* **Exercise data**:

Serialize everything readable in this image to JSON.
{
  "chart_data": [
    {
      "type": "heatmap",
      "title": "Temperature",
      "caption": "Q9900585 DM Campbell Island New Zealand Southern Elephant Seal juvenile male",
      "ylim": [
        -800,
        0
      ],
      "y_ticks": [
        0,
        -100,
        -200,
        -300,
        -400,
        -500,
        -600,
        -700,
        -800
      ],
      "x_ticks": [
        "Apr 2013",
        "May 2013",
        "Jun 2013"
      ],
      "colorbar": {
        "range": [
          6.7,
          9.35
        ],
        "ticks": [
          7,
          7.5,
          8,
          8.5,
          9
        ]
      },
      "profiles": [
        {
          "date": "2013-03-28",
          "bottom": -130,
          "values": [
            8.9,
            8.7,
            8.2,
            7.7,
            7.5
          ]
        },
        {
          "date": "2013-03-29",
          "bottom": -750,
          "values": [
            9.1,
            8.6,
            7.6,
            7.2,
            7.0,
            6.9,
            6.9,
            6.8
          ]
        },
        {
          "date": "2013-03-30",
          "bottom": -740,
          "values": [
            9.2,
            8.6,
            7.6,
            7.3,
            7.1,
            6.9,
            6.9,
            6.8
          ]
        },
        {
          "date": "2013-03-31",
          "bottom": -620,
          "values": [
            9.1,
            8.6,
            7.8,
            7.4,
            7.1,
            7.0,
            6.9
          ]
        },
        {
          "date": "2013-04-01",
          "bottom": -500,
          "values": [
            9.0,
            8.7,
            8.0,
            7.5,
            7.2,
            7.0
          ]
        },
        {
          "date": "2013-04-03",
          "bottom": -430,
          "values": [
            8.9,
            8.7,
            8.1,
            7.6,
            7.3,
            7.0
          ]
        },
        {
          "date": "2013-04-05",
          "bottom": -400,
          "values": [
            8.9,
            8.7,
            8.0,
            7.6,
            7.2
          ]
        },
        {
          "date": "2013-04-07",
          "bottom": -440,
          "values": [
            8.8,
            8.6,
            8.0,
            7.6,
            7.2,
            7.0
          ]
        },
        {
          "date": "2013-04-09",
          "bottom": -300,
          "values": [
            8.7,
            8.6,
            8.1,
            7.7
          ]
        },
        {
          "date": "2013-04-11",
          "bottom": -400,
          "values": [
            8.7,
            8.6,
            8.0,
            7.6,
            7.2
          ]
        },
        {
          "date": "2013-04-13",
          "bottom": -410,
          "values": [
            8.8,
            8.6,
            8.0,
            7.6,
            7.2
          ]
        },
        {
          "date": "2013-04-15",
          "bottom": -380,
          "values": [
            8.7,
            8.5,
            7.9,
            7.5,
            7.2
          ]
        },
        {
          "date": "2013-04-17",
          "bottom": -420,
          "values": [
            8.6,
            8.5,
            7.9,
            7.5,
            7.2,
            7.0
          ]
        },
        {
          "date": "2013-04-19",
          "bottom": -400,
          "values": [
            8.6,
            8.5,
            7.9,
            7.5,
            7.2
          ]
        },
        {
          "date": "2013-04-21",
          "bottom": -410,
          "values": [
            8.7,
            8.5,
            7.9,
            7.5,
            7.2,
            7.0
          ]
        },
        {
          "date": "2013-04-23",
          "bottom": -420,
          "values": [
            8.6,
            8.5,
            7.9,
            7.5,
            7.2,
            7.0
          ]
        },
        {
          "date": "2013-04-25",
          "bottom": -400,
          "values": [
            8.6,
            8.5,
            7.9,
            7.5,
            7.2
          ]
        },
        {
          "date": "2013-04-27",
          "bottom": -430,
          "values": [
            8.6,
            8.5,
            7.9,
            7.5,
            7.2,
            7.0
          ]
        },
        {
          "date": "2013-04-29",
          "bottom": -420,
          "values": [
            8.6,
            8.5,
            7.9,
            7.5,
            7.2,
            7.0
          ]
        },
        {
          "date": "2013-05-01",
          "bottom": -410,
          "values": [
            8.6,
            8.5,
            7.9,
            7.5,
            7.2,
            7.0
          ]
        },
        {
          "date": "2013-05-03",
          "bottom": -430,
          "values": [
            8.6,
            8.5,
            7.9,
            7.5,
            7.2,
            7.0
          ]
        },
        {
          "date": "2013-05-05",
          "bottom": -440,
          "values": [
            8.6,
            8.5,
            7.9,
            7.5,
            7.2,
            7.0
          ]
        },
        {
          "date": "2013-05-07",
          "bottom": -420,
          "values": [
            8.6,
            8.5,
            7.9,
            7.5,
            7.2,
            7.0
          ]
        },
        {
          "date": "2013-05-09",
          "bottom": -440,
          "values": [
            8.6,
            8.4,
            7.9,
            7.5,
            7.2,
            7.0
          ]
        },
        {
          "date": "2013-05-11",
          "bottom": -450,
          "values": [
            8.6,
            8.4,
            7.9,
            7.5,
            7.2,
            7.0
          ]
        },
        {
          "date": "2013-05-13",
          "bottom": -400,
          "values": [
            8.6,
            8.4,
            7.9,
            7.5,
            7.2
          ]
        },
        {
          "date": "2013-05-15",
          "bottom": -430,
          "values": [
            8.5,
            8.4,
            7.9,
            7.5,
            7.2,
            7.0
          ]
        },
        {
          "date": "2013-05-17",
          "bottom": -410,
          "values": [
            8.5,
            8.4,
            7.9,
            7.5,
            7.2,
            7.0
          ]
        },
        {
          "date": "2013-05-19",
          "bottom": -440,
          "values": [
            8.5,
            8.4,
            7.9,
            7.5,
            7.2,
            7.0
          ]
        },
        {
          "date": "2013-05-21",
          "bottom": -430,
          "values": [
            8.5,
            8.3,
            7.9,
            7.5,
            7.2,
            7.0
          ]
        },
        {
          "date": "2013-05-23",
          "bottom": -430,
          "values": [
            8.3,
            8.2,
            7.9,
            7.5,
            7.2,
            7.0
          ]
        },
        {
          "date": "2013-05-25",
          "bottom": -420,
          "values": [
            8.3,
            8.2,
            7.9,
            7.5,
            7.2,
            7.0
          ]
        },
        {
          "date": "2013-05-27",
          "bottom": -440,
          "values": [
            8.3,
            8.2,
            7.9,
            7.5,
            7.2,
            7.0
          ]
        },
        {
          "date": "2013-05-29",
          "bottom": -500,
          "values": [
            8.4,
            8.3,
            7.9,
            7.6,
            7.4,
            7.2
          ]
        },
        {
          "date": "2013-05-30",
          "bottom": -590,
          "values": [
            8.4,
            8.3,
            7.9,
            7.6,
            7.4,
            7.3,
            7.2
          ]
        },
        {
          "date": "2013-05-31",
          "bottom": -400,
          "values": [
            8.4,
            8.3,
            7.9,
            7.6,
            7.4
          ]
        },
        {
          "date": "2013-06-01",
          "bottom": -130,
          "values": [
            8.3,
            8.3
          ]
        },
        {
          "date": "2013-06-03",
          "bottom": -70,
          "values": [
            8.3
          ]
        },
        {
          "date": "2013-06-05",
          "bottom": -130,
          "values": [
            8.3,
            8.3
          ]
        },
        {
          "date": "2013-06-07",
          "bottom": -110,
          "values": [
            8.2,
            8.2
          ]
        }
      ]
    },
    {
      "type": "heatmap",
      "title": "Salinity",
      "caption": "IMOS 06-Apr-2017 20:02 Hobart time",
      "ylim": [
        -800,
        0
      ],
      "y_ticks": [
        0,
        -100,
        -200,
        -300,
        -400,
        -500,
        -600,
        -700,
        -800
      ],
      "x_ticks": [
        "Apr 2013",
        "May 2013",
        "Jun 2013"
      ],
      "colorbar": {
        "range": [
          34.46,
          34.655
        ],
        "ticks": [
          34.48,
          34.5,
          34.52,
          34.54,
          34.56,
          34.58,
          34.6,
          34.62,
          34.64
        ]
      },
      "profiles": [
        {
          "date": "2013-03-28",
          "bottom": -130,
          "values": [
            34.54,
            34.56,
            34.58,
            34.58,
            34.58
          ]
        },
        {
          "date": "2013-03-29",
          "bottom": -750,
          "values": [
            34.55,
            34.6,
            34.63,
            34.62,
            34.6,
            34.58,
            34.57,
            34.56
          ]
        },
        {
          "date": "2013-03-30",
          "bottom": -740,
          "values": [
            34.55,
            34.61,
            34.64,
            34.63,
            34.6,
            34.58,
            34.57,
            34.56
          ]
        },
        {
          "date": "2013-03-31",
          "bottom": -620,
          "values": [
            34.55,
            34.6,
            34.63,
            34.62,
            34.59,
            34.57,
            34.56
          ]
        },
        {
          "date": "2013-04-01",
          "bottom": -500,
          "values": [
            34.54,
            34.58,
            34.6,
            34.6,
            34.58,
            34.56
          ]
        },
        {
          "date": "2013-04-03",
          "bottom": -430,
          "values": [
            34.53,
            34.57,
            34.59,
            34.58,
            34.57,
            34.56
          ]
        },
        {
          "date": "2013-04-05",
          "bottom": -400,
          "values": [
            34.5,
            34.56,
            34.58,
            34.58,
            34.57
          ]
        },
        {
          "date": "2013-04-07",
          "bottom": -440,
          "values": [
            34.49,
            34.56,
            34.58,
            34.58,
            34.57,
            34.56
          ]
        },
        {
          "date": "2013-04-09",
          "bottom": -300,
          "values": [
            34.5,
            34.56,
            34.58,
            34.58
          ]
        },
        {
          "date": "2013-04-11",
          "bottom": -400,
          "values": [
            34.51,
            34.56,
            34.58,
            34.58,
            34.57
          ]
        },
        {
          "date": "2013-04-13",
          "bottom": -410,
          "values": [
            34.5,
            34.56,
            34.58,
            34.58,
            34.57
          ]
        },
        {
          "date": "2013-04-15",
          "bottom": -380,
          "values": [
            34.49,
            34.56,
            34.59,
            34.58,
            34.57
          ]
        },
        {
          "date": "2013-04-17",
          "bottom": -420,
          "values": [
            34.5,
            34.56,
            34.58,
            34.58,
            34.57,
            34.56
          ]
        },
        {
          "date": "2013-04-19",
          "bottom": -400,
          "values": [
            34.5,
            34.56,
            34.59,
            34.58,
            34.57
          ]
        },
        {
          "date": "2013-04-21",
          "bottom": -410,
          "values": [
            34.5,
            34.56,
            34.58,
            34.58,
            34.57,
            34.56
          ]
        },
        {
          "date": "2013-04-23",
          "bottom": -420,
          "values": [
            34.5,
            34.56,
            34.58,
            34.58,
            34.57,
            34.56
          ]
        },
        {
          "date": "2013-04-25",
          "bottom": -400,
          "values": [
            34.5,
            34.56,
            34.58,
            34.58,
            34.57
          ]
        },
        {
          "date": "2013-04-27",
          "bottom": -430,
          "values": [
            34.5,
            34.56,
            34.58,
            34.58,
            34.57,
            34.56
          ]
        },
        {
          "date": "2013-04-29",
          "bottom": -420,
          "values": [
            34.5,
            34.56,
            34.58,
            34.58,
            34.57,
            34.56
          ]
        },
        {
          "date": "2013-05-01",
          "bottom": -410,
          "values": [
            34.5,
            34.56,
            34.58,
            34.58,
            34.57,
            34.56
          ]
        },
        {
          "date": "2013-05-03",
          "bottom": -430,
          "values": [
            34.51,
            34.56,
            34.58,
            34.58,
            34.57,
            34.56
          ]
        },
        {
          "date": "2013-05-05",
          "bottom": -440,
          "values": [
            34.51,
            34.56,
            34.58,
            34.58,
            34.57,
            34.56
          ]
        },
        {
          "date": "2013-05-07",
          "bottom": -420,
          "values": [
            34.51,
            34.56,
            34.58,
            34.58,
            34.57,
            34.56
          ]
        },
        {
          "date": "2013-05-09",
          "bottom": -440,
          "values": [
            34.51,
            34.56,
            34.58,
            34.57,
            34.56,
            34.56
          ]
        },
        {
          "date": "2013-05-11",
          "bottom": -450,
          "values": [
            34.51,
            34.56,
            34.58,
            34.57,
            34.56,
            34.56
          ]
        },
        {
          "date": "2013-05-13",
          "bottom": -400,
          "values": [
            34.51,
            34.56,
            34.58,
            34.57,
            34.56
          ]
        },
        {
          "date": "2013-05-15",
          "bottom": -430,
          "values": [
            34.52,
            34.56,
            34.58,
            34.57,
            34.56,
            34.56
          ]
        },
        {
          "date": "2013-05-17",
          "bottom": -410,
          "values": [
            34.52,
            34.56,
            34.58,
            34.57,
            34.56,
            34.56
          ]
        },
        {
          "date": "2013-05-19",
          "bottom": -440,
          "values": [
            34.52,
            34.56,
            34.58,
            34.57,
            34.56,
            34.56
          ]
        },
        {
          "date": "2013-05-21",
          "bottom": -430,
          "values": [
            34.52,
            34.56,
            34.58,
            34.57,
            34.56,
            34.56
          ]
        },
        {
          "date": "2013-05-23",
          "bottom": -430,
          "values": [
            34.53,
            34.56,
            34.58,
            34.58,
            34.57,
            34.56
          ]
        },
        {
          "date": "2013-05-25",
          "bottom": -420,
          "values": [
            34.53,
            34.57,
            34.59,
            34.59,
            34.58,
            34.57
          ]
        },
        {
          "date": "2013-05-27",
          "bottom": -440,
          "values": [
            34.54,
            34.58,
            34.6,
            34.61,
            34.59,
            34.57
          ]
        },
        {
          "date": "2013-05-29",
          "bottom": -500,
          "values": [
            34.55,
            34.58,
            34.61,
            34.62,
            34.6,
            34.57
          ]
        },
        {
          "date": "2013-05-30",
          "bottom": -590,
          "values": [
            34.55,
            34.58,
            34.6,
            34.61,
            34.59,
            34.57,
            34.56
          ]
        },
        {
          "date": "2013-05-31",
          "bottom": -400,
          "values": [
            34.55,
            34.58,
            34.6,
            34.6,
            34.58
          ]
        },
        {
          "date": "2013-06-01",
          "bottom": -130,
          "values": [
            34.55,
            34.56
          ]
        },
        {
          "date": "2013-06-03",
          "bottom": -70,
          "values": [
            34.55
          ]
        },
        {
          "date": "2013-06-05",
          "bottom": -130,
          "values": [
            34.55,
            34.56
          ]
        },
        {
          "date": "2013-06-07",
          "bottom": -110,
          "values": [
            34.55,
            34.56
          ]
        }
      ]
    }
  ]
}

* **What is expected**: Scan the data for the word "caption" and copy every line where it shows up.

* **Answer**:
      "caption": "Q9900585 DM Campbell Island New Zealand Southern Elephant Seal juvenile male",
      "caption": "IMOS 06-Apr-2017 20:02 Hobart time",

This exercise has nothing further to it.